EXERCISE DESCRIPTION →
Go through the records line by line and work out how many lines hold the word "四证合一". Answer with the number only.

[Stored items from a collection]
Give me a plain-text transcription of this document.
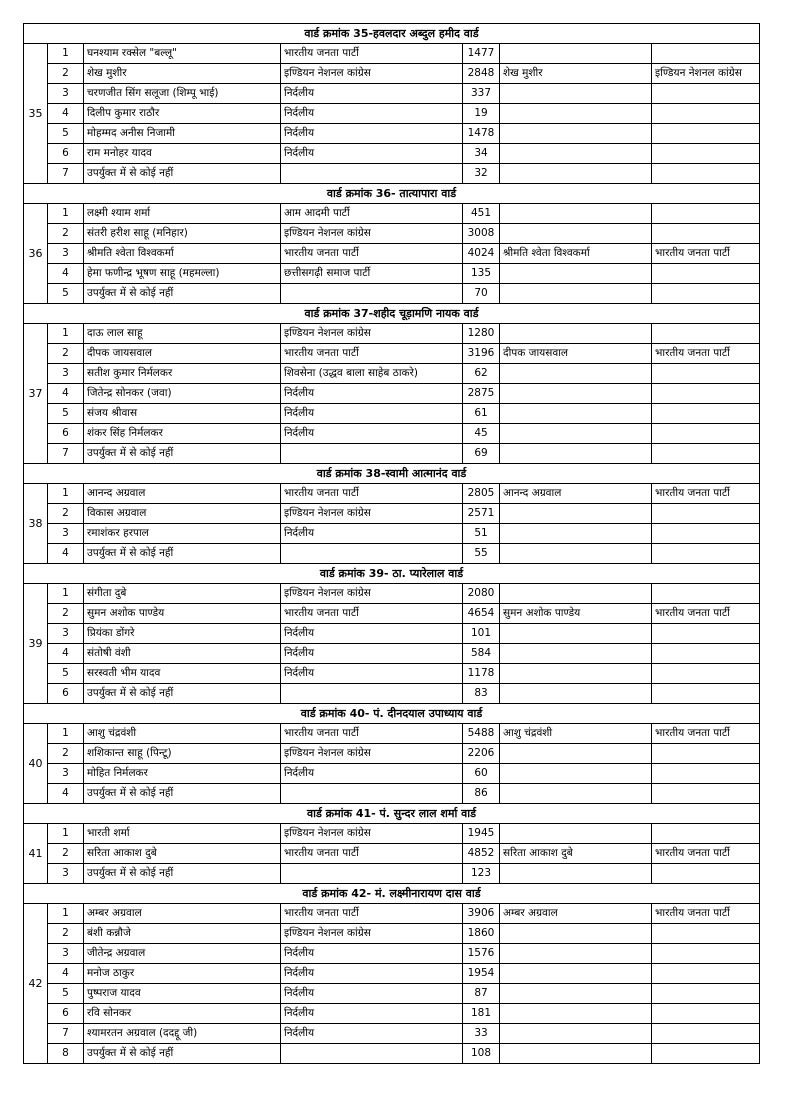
वार्ड क्रमांक 35-हवलदार अब्दुल हमीद वार्ड						
35	1	घनश्याम रक्सेल "बल्लू"	भारतीय जनता पार्टी	1477		
	2	शेख मुशीर	इण्डियन नेशनल कांग्रेस	2848	शेख मुशीर	इण्डियन नेशनल कांग्रेस
	3	चरणजीत सिंग सलूजा (शिम्पू भाई)	निर्दलीय	337		
	4	दिलीप कुमार राठौर	निर्दलीय	19		
	5	मोहम्मद अनीस निजामी	निर्दलीय	1478		
	6	राम मनोहर यादव	निर्दलीय	34		
	7	उपर्युक्त में से कोई नहीं		32		
वार्ड क्रमांक 36- तात्यापारा वार्ड						
36	1	लक्ष्मी श्याम शर्मा	आम आदमी पार्टी	451		
	2	संतरी हरीश साहू (मनिहार)	इण्डियन नेशनल कांग्रेस	3008		
	3	श्रीमति श्वेता विश्वकर्मा	भारतीय जनता पार्टी	4024	श्रीमति श्वेता विश्वकर्मा	भारतीय जनता पार्टी
	4	हेमा फणीन्द्र भूषण साहू (महमल्ला)	छत्तीसगढ़ी समाज पार्टी	135		
	5	उपर्युक्त में से कोई नहीं		70		
वार्ड क्रमांक 37-शहीद चूड़ामणि नायक वार्ड						
37	1	दाऊ लाल साहू	इण्डियन नेशनल कांग्रेस	1280		
	2	दीपक जायसवाल	भारतीय जनता पार्टी	3196	दीपक जायसवाल	भारतीय जनता पार्टी
	3	सतीश कुमार निर्मलकर	शिवसेना (उद्धव बाला साहेब ठाकरे)	62		
	4	जितेन्द्र सोनकर (जवा)	निर्दलीय	2875		
	5	संजय श्रीवास	निर्दलीय	61		
	6	शंकर सिंह निर्मलकर	निर्दलीय	45		
	7	उपर्युक्त में से कोई नहीं		69		
वार्ड क्रमांक 38-स्वामी आत्मानंद वार्ड						
38	1	आनन्द अग्रवाल	भारतीय जनता पार्टी	2805	आनन्द अग्रवाल	भारतीय जनता पार्टी
	2	विकास अग्रवाल	इण्डियन नेशनल कांग्रेस	2571		
	3	रमाशंकर हरपाल	निर्दलीय	51		
	4	उपर्युक्त में से कोई नहीं		55		
वार्ड क्रमांक 39- ठा. प्यारेलाल वार्ड						
39	1	संगीता दुबे	इण्डियन नेशनल कांग्रेस	2080		
	2	सुमन अशोक पाण्डेय	भारतीय जनता पार्टी	4654	सुमन अशोक पाण्डेय	भारतीय जनता पार्टी
	3	प्रियंका डोंगरे	निर्दलीय	101		
	4	संतोषी वंशी	निर्दलीय	584		
	5	सरस्वती भीम यादव	निर्दलीय	1178		
	6	उपर्युक्त में से कोई नहीं		83		
वार्ड क्रमांक 40- पं. दीनदयाल उपाध्याय वार्ड						
40	1	आशु चंद्रवंशी	भारतीय जनता पार्टी	5488	आशु चंद्रवंशी	भारतीय जनता पार्टी
	2	शशिकान्त साहू (पिन्टू)	इण्डियन नेशनल कांग्रेस	2206		
	3	मोहित निर्मलकर	निर्दलीय	60		
	4	उपर्युक्त में से कोई नहीं		86		
वार्ड क्रमांक 41- पं. सुन्दर लाल शर्मा वार्ड						
41	1	भारती शर्मा	इण्डियन नेशनल कांग्रेस	1945		
	2	सरिता आकाश दुबे	भारतीय जनता पार्टी	4852	सरिता आकाश दुबे	भारतीय जनता पार्टी
	3	उपर्युक्त में से कोई नहीं		123		
वार्ड क्रमांक 42- मं. लक्ष्मीनारायण दास वार्ड						
42	1	अम्बर अग्रवाल	भारतीय जनता पार्टी	3906	अम्बर अग्रवाल	भारतीय जनता पार्टी
	2	बंशी कन्नौजे	इण्डियन नेशनल कांग्रेस	1860		
	3	जीतेन्द्र अग्रवाल	निर्दलीय	1576		
	4	मनोज ठाकुर	निर्दलीय	1954		
	5	पुष्पराज यादव	निर्दलीय	87		
	6	रवि सोनकर	निर्दलीय	181		
	7	श्यामरतन अग्रवाल (ददद्दू जी)	निर्दलीय	33		
	8	उपर्युक्त में से कोई नहीं		108		
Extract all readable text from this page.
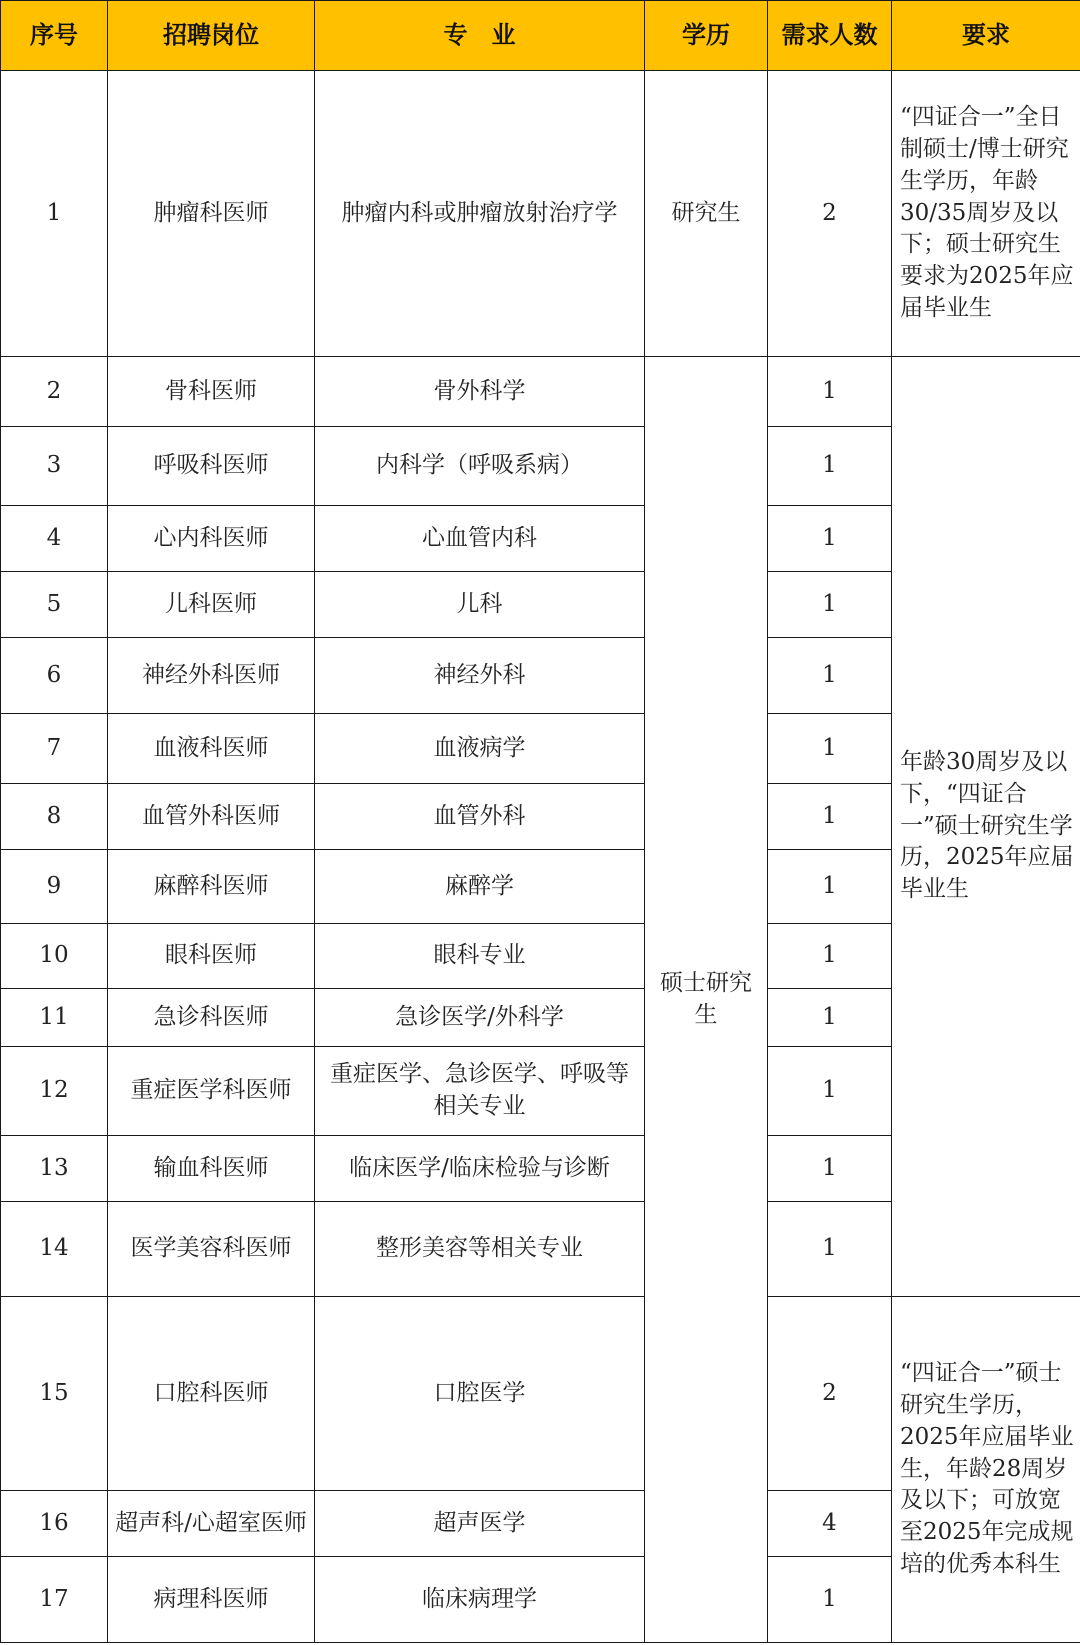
序号	招聘岗位	专　业	学历	需求人数	要求
1	肿瘤科医师	肿瘤内科或肿瘤放射治疗学	研究生	2	“四证合一”全日制硕士/博士研究生学历，年龄30/35周岁及以下；硕士研究生要求为2025年应届毕业生
2	骨科医师	骨外科学	硕士研究生	1	年龄30周岁及以下，“四证合一”硕士研究生学历，2025年应届毕业生
3	呼吸科医师	内科学（呼吸系病）		1	
4	心内科医师	心血管内科		1	
5	儿科医师	儿科		1	
6	神经外科医师	神经外科		1	
7	血液科医师	血液病学		1	
8	血管外科医师	血管外科		1	
9	麻醉科医师	麻醉学		1	
10	眼科医师	眼科专业		1	
11	急诊科医师	急诊医学/外科学		1	
12	重症医学科医师	重症医学、急诊医学、呼吸等相关专业		1	
13	输血科医师	临床医学/临床检验与诊断		1	
14	医学美容科医师	整形美容等相关专业		1	
15	口腔科医师	口腔医学		2	“四证合一”硕士研究生学历，2025年应届毕业生，年龄28周岁及以下；可放宽至2025年完成规培的优秀本科生
16	超声科/心超室医师	超声医学		4	
17	病理科医师	临床病理学		1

WRITTEN SOLUTION →
3